┌──
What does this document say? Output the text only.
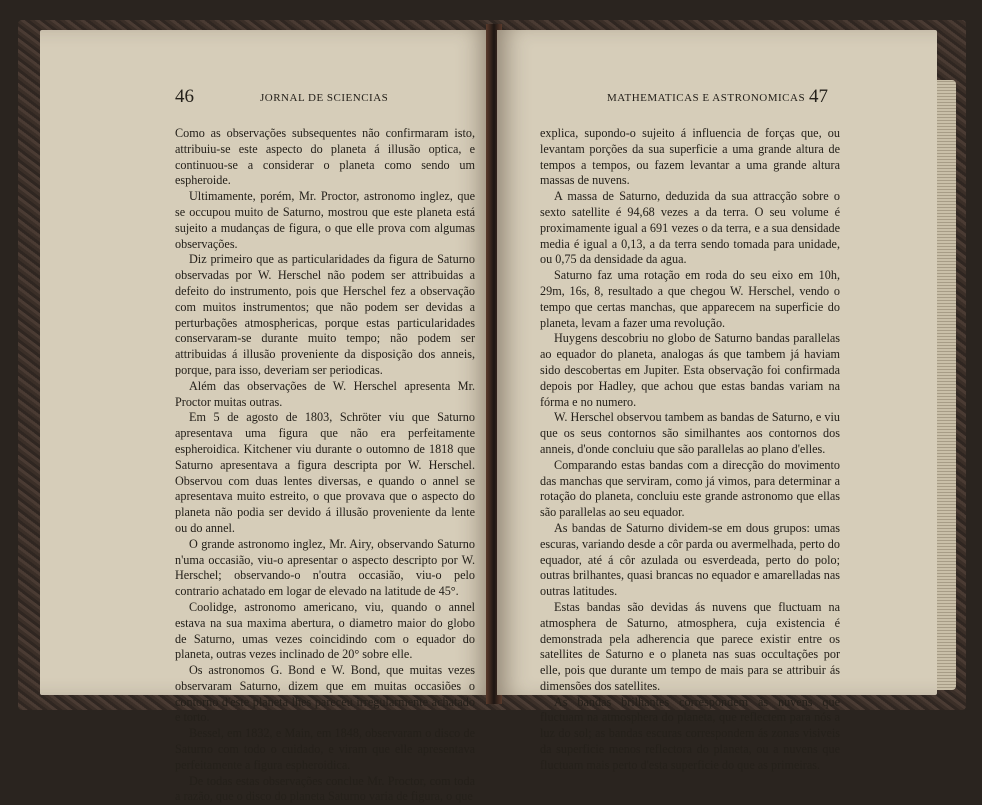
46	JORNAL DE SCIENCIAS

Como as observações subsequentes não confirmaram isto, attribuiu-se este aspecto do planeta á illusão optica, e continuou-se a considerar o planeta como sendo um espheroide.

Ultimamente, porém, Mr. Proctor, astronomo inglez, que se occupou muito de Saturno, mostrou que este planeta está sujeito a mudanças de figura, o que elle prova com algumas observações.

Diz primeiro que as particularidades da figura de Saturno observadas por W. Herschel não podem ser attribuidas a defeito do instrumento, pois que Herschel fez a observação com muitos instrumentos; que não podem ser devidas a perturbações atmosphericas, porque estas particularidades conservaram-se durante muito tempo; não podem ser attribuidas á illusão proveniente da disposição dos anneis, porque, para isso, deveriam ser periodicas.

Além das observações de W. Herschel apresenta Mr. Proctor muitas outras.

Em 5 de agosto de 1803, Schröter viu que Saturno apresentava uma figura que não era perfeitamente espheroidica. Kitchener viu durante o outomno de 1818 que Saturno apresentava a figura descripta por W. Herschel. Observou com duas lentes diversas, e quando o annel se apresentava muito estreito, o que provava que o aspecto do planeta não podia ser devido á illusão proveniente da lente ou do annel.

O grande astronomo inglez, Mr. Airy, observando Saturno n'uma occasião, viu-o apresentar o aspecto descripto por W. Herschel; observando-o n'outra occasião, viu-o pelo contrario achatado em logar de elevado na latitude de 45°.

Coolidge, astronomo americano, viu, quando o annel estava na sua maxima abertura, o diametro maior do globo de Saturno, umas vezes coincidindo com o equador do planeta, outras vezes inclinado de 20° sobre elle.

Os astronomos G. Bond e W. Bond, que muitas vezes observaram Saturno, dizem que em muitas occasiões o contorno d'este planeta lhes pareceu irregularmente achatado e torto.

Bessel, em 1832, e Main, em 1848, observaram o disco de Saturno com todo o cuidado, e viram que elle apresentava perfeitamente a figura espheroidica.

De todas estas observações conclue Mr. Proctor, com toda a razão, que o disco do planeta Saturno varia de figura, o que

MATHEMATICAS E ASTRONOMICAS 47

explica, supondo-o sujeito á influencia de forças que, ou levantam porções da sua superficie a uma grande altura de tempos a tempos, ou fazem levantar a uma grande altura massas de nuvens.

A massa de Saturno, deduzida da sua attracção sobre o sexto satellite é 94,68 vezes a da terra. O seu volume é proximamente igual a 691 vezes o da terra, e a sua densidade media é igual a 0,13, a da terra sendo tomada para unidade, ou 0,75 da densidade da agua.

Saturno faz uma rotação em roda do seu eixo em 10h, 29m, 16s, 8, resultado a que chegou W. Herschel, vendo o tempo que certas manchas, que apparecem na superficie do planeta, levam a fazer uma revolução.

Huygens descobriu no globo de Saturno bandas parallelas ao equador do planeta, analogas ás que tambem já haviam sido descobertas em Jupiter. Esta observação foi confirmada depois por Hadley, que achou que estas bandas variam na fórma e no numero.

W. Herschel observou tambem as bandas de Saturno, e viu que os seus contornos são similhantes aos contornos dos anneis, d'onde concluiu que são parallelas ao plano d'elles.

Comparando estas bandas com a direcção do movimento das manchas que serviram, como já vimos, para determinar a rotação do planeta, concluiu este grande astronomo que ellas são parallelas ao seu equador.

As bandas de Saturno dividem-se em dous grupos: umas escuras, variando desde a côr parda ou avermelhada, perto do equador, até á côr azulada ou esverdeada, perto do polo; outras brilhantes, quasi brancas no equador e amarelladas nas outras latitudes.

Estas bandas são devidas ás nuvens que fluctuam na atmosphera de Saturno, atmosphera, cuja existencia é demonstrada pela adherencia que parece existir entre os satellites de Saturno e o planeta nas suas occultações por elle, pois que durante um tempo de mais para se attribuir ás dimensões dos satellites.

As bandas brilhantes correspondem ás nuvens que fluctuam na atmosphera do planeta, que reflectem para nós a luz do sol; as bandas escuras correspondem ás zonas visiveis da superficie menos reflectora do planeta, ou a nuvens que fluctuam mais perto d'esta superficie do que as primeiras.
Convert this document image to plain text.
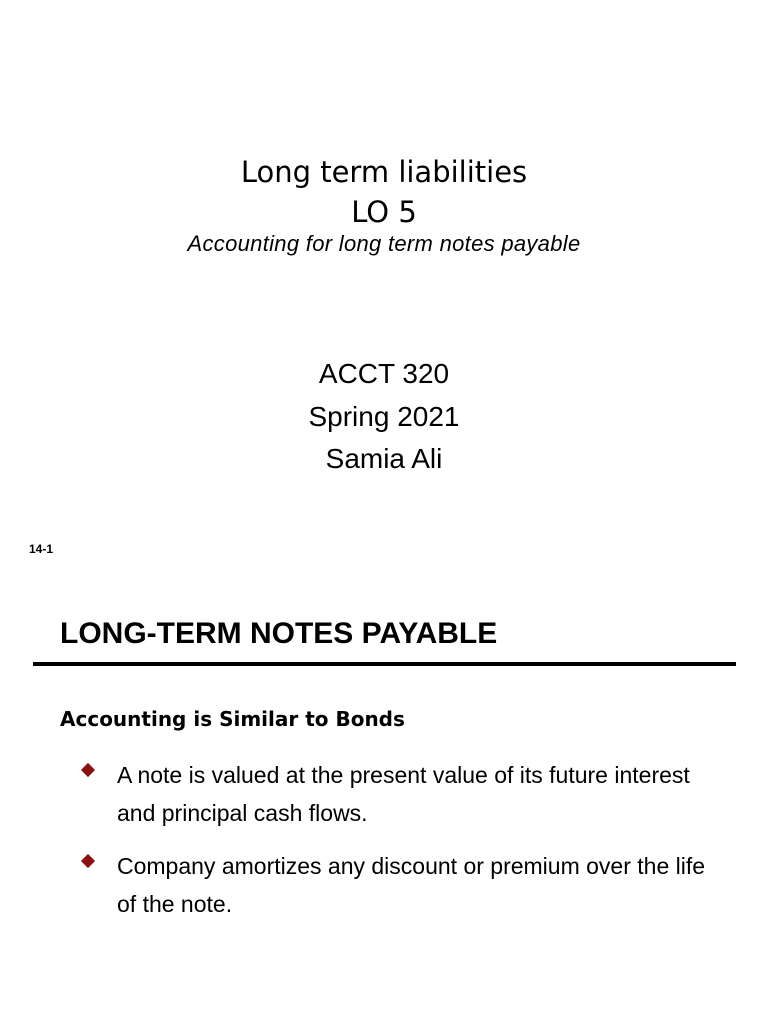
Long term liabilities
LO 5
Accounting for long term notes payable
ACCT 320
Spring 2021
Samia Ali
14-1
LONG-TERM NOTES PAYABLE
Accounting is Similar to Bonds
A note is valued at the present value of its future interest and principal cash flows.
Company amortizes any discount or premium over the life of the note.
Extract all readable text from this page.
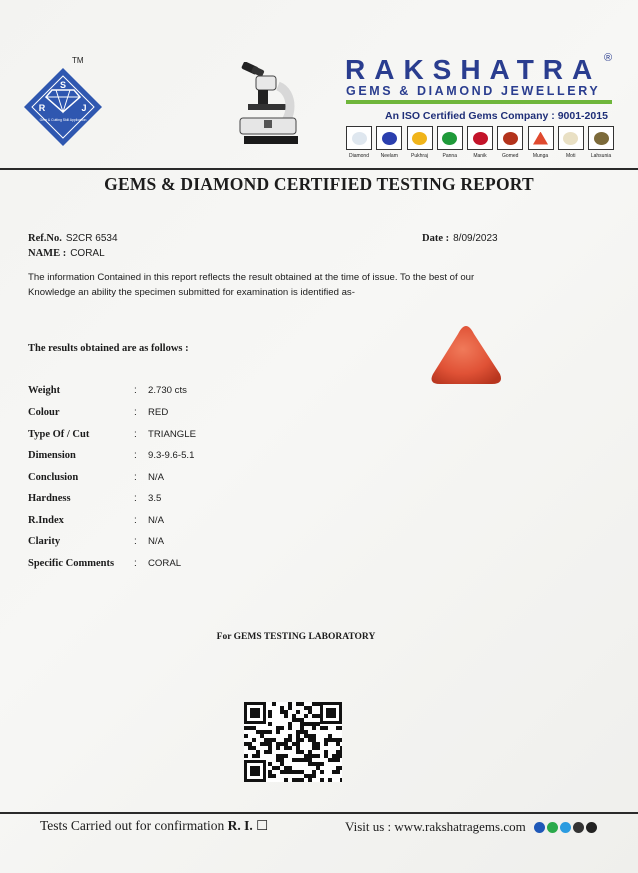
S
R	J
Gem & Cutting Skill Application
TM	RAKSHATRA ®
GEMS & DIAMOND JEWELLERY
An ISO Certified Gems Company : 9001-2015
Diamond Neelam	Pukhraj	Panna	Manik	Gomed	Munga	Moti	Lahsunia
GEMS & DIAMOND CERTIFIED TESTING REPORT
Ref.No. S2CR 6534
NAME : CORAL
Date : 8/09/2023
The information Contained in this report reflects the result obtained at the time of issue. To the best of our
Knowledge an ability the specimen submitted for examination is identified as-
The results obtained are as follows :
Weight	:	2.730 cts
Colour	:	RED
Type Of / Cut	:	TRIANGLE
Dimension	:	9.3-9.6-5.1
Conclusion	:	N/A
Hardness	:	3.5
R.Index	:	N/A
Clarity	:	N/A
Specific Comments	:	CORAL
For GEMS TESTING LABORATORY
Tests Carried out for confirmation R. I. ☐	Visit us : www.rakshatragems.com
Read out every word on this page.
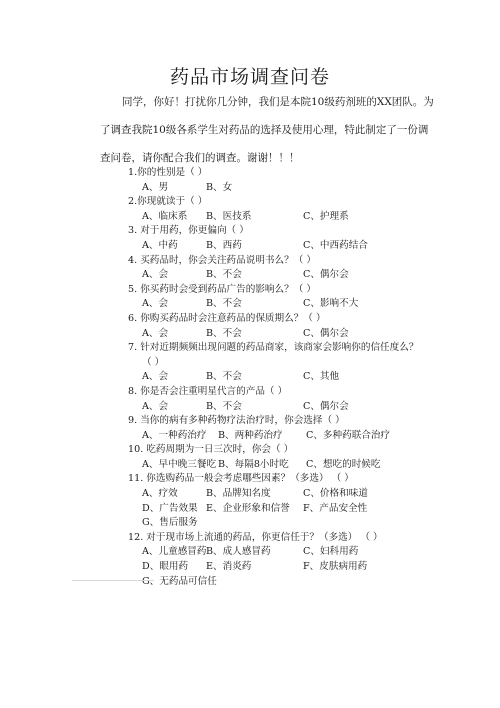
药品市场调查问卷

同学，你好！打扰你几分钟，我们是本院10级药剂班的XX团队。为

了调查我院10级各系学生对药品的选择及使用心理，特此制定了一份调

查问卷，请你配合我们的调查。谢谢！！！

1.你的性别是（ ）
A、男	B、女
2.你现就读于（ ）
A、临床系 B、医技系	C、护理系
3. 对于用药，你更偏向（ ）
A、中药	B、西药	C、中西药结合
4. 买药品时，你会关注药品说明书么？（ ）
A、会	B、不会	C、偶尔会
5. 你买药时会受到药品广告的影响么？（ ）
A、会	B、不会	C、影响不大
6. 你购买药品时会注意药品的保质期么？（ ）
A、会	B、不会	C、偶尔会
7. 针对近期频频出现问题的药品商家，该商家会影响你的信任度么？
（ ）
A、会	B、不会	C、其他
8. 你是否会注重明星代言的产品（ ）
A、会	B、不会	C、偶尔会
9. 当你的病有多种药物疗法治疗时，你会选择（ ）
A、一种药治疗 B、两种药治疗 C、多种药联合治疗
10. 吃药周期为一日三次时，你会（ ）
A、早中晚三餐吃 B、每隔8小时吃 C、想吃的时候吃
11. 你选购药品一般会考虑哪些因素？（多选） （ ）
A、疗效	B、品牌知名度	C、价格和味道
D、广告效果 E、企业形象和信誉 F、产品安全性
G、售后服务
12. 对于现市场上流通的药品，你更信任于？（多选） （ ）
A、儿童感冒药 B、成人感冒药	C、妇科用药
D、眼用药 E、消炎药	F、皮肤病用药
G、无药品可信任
└──
Brief: Keep the pictures out and write out the records exactly.

Worked answer:
What does this document say? Output the text only.
46	JORNAL DE SCIENCIAS

Como as observações subsequentes não confirmaram isto, attribuiu-se este aspecto do planeta á illusão optica, e continuou-se a considerar o planeta como sendo um espheroide.

Ultimamente, porém, Mr. Proctor, astronomo inglez, que se occupou muito de Saturno, mostrou que este planeta está sujeito a mudanças de figura, o que elle prova com algumas observações.

Diz primeiro que as particularidades da figura de Saturno observadas por W. Herschel não podem ser attribuidas a defeito do instrumento, pois que Herschel fez a observação com muitos instrumentos; que não podem ser devidas a perturbações atmosphericas, porque estas particularidades conservaram-se durante muito tempo; não podem ser attribuidas á illusão proveniente da disposição dos anneis, porque, para isso, deveriam ser periodicas.

Além das observações de W. Herschel apresenta Mr. Proctor muitas outras.

Em 5 de agosto de 1803, Schröter viu que Saturno apresentava uma figura que não era perfeitamente espheroidica. Kitchener viu durante o outomno de 1818 que Saturno apresentava a figura descripta por W. Herschel. Observou com duas lentes diversas, e quando o annel se apresentava muito estreito, o que provava que o aspecto do planeta não podia ser devido á illusão proveniente da lente ou do annel.

O grande astronomo inglez, Mr. Airy, observando Saturno n'uma occasião, viu-o apresentar o aspecto descripto por W. Herschel; observando-o n'outra occasião, viu-o pelo contrario achatado em logar de elevado na latitude de 45°.

Coolidge, astronomo americano, viu, quando o annel estava na sua maxima abertura, o diametro maior do globo de Saturno, umas vezes coincidindo com o equador do planeta, outras vezes inclinado de 20° sobre elle.

Os astronomos G. Bond e W. Bond, que muitas vezes observaram Saturno, dizem que em muitas occasiões o contorno d'este planeta lhes pareceu irregularmente achatado e torto.

Bessel, em 1832, e Main, em 1848, observaram o disco de Saturno com todo o cuidado, e viram que elle apresentava perfeitamente a figura espheroidica.

De todas estas observações conclue Mr. Proctor, com toda a razão, que o disco do planeta Saturno varia de figura, o que

MATHEMATICAS E ASTRONOMICAS 47

explica, supondo-o sujeito á influencia de forças que, ou levantam porções da sua superficie a uma grande altura de tempos a tempos, ou fazem levantar a uma grande altura massas de nuvens.

A massa de Saturno, deduzida da sua attracção sobre o sexto satellite é 94,68 vezes a da terra. O seu volume é proximamente igual a 691 vezes o da terra, e a sua densidade media é igual a 0,13, a da terra sendo tomada para unidade, ou 0,75 da densidade da agua.

Saturno faz uma rotação em roda do seu eixo em 10h, 29m, 16s, 8, resultado a que chegou W. Herschel, vendo o tempo que certas manchas, que apparecem na superficie do planeta, levam a fazer uma revolução.

Huygens descobriu no globo de Saturno bandas parallelas ao equador do planeta, analogas ás que tambem já haviam sido descobertas em Jupiter. Esta observação foi confirmada depois por Hadley, que achou que estas bandas variam na fórma e no numero.

W. Herschel observou tambem as bandas de Saturno, e viu que os seus contornos são similhantes aos contornos dos anneis, d'onde concluiu que são parallelas ao plano d'elles.

Comparando estas bandas com a direcção do movimento das manchas que serviram, como já vimos, para determinar a rotação do planeta, concluiu este grande astronomo que ellas são parallelas ao seu equador.

As bandas de Saturno dividem-se em dous grupos: umas escuras, variando desde a côr parda ou avermelhada, perto do equador, até á côr azulada ou esverdeada, perto do polo; outras brilhantes, quasi brancas no equador e amarelladas nas outras latitudes.

Estas bandas são devidas ás nuvens que fluctuam na atmosphera de Saturno, atmosphera, cuja existencia é demonstrada pela adherencia que parece existir entre os satellites de Saturno e o planeta nas suas occultações por elle, pois que durante um tempo de mais para se attribuir ás dimensões dos satellites.

As bandas brilhantes correspondem ás nuvens que fluctuam na atmosphera do planeta, que reflectem para nós a luz do sol; as bandas escuras correspondem ás zonas visiveis da superficie menos reflectora do planeta, ou a nuvens que fluctuam mais perto d'esta superficie do que as primeiras.
Convert this document image to plain text.
Long term liabilities
LO 5
Accounting for long term notes payable
ACCT 320
Spring 2021
Samia Ali
14-1
LONG-TERM NOTES PAYABLE
Accounting is Similar to Bonds
A note is valued at the present value of its future interest and principal cash flows.
Company amortizes any discount or premium over the life of the note.
Extract all readable text from this page.
S
R	J
Gem & Cutting Skill Application
TM	RAKSHATRA ®
GEMS & DIAMOND JEWELLERY
An ISO Certified Gems Company : 9001-2015
Diamond Neelam	Pukhraj	Panna	Manik	Gomed	Munga	Moti	Lahsunia
GEMS & DIAMOND CERTIFIED TESTING REPORT
Ref.No. S2CR 6534
NAME : CORAL
Date : 8/09/2023
The information Contained in this report reflects the result obtained at the time of issue. To the best of our
Knowledge an ability the specimen submitted for examination is identified as-
The results obtained are as follows :
Weight	:	2.730 cts
Colour	:	RED
Type Of / Cut	:	TRIANGLE
Dimension	:	9.3-9.6-5.1
Conclusion	:	N/A
Hardness	:	3.5
R.Index	:	N/A
Clarity	:	N/A
Specific Comments	:	CORAL
For GEMS TESTING LABORATORY
Tests Carried out for confirmation R. I. ☐	Visit us : www.rakshatragems.com
Read out every word on this page.
药品市场调查问卷

同学，你好！打扰你几分钟，我们是本院10级药剂班的XX团队。为

了调查我院10级各系学生对药品的选择及使用心理，特此制定了一份调

查问卷，请你配合我们的调查。谢谢！！！

1.你的性别是（ ）
A、男	B、女
2.你现就读于（ ）
A、临床系 B、医技系	C、护理系
3. 对于用药，你更偏向（ ）
A、中药	B、西药	C、中西药结合
4. 买药品时，你会关注药品说明书么？（ ）
A、会	B、不会	C、偶尔会
5. 你买药时会受到药品广告的影响么？（ ）
A、会	B、不会	C、影响不大
6. 你购买药品时会注意药品的保质期么？（ ）
A、会	B、不会	C、偶尔会
7. 针对近期频频出现问题的药品商家，该商家会影响你的信任度么？
（ ）
A、会	B、不会	C、其他
8. 你是否会注重明星代言的产品（ ）
A、会	B、不会	C、偶尔会
9. 当你的病有多种药物疗法治疗时，你会选择（ ）
A、一种药治疗 B、两种药治疗 C、多种药联合治疗
10. 吃药周期为一日三次时，你会（ ）
A、早中晚三餐吃 B、每隔8小时吃 C、想吃的时候吃
11. 你选购药品一般会考虑哪些因素？（多选） （ ）
A、疗效	B、品牌知名度	C、价格和味道
D、广告效果 E、企业形象和信誉 F、产品安全性
G、售后服务
12. 对于现市场上流通的药品，你更信任于？（多选） （ ）
A、儿童感冒药 B、成人感冒药	C、妇科用药
D、眼用药 E、消炎药	F、皮肤病用药
G、无药品可信任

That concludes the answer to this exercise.